Exercise description: Where the word "screenshot" occurs in a line, return that line.

══ Given data

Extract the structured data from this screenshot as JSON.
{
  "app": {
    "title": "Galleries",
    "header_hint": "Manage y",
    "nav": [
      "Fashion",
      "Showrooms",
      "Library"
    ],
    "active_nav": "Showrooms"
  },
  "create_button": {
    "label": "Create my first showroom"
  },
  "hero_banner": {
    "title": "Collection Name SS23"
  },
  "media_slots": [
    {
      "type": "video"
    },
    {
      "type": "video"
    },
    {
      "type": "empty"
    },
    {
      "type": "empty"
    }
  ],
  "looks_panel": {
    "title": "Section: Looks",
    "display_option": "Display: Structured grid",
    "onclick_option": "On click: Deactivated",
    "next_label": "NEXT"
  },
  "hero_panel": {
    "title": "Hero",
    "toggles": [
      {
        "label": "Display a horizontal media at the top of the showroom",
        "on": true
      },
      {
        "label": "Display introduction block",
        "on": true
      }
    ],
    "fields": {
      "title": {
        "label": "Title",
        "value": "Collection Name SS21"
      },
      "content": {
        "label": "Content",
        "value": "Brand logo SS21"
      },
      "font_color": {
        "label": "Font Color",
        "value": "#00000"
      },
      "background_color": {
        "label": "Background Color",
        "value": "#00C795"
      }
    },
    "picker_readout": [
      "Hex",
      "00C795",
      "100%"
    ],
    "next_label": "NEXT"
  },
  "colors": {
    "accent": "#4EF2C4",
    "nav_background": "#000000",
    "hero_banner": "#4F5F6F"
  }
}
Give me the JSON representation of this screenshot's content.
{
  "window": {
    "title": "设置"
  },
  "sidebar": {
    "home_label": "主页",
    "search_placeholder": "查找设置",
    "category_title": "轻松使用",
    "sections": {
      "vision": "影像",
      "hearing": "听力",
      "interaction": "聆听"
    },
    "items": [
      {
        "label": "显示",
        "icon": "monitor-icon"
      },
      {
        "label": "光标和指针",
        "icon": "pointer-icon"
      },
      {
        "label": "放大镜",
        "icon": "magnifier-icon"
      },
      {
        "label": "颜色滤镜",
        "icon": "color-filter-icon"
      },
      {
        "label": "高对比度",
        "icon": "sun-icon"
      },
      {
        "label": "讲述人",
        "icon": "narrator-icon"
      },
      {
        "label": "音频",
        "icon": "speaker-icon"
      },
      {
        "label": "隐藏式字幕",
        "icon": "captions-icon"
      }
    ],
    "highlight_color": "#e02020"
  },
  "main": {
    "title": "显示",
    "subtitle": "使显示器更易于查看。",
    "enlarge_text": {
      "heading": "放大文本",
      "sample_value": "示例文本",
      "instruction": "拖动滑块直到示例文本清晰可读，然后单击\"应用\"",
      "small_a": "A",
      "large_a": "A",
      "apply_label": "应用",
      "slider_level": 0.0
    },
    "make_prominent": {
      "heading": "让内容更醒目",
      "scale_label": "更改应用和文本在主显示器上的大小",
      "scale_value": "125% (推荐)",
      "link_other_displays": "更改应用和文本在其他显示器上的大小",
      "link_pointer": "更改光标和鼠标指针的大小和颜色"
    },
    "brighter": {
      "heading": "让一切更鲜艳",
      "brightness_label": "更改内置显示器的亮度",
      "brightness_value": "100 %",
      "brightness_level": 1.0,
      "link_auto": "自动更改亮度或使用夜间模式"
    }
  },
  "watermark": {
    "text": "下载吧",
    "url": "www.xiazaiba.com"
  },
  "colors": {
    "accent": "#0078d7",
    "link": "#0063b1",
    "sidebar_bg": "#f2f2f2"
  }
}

════

Response for this exercise:
Extract the structured data from this screenshot as JSON.
Give me the JSON representation of this screenshot's content.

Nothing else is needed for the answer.